This lab is intended to give you a gentle introduction to algorithms on graphs. If you are taking COMP26120, the data structure and the algorithm you develop in this lab will be used and extended in the next lab, so it is important that you do this lab on time in order for you to be able to carry on with the later labs.

We will be working with "directed graphs". This means that the edges have a direction. A edge points from a source node to a target node. An adjacency list representation associates with each node a list of the nodes which are targets for the node's edges.

To get you started, we will give you the representation of a node. This can be found in the file `graph.h`.

A node is a structure which contains fields for the following: its name (a string), an adjacency list of indices of the nodes it has links pointing to (a linked list of int), its out-degree, which is the length of the adjacency list (an int) and a field for its pagerank score. Not all of these fields are needed for this lab; some will be used in the next lab.

A graph is a collection of nodes. You will set up the data structure for this. For this lab, the size of graph (the number of nodes it contains) will be given as the first piece of information about the graph. Thus, you know when the graph is initialized how much memory will be required. You will need to produce code to initialize a graph, and add nodes and add edges. Put this in the file `graph_functions.c`.

▸ **The tasks**
1/ Answer these questions about the graph lab description:
(a) Which file contains the representation of a node?
(b) What is given as the first piece of information about a graph in this lab?
(c) Which file should hold the code to initialize a graph and add nodes and edges?
2/ Copy everything in the graph lab description from "We will be working" down to "the node's edges.", substituting "orientation" for "direction".
3/ Resume the graph lab description from the point where it stops.

▸ **Supplied data**
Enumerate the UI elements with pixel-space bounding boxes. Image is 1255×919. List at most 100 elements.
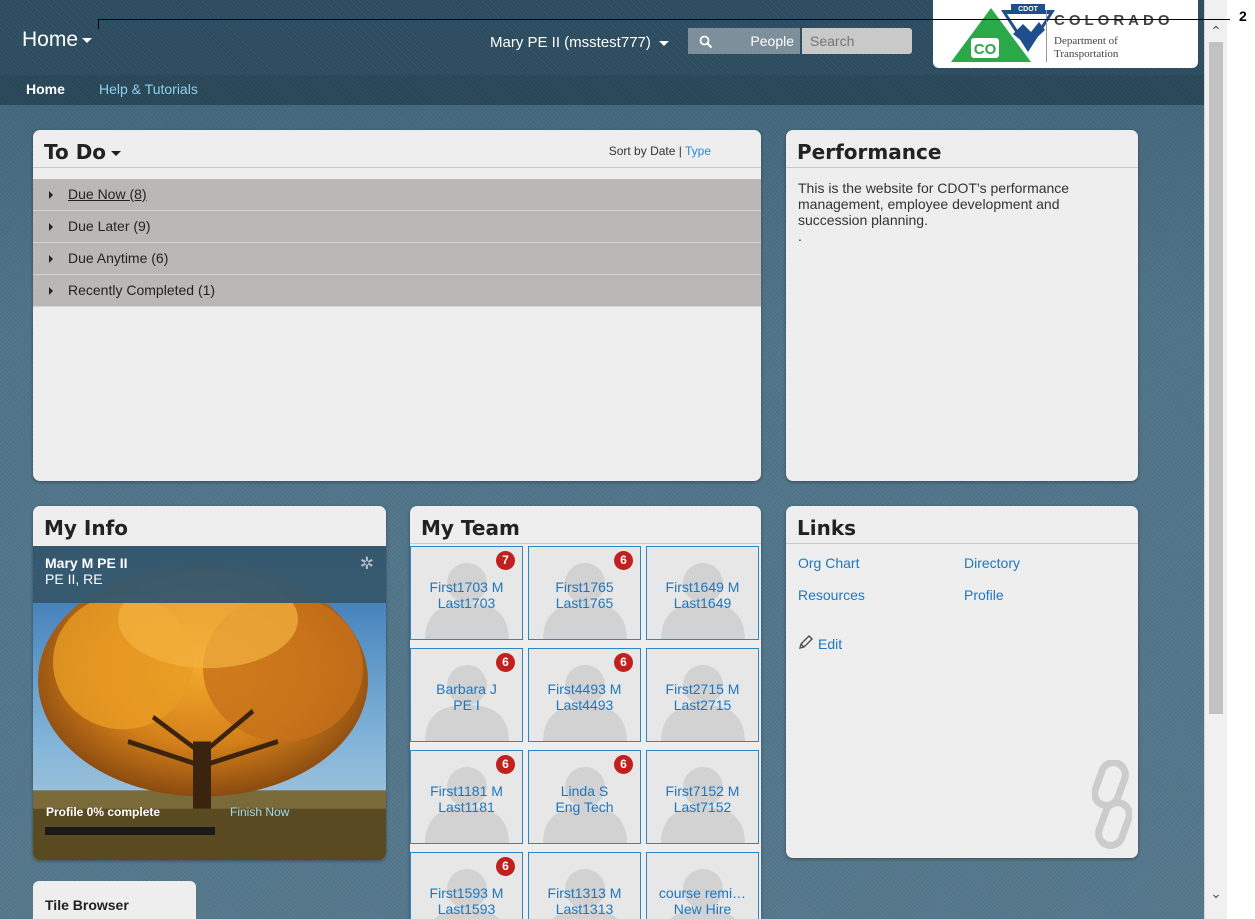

▸ **Expected outputs**
1/
(a) `graph.h`
(b) The size of the graph, meaning the number of nodes it contains.
(c) `graph_functions.c`

2/
We will be working with "directed graphs". This means that the edges have a orientation. A edge points from a source node to a target node. An adjacency list representation associates with each node a list of the nodes which are targets for the node's edges.

3/
Produce code to find the following three nodes: the node with the largest out-degree, the node with the largest in-degree, and the node with the smallest (non-zero) in-degree. Put this code in `part1.c`. This part should be very easy, as you just need loop through the graph an appropriate number of times. Think about, and be prepared to answer how these tasks would be different had we used adjacency matrix representation of the graph. Which would be easy or run faster. Which would be harder or run slower.

Produce functions to traverse the graph. This should take as input a node index, and search all the nodes reachable from that node. Use this code to answer the following questions:

1. Is the node with the largest out-degree reachable from the node with the smallest (non-zero) out-degree?
2. If not, what is the largest out-degree of a node which can be reached from the node with the smallest (non-zero) out-degree of all the nodes in the graph?
3. Can the entire graph be reached from the node with the smallest (non-zero) out-degree?
(Each question above is written as if it has a unique answer e.g. "the node with ...". If a graph contains more than one such node, then you can arbitrarily pick any one of them - e.g. the first such node that you find.)

For full credit, produce a depth-first search and a breadth-first search traversal. For depth-first search, you can use the recursive algorithm described in the lecture. For breadth-first search, you need to maintain a search queue and a list of explored nodes. To carry out a step of search, you get and remove the first node from the search queue and process it. You then get its adjacency list, and check each node to see if it is in the explored list. If it is not, add it to the back of the queue, and to the explored list. When the search list is empty, the algorithm will have explored all the nodes reachable from the starting node.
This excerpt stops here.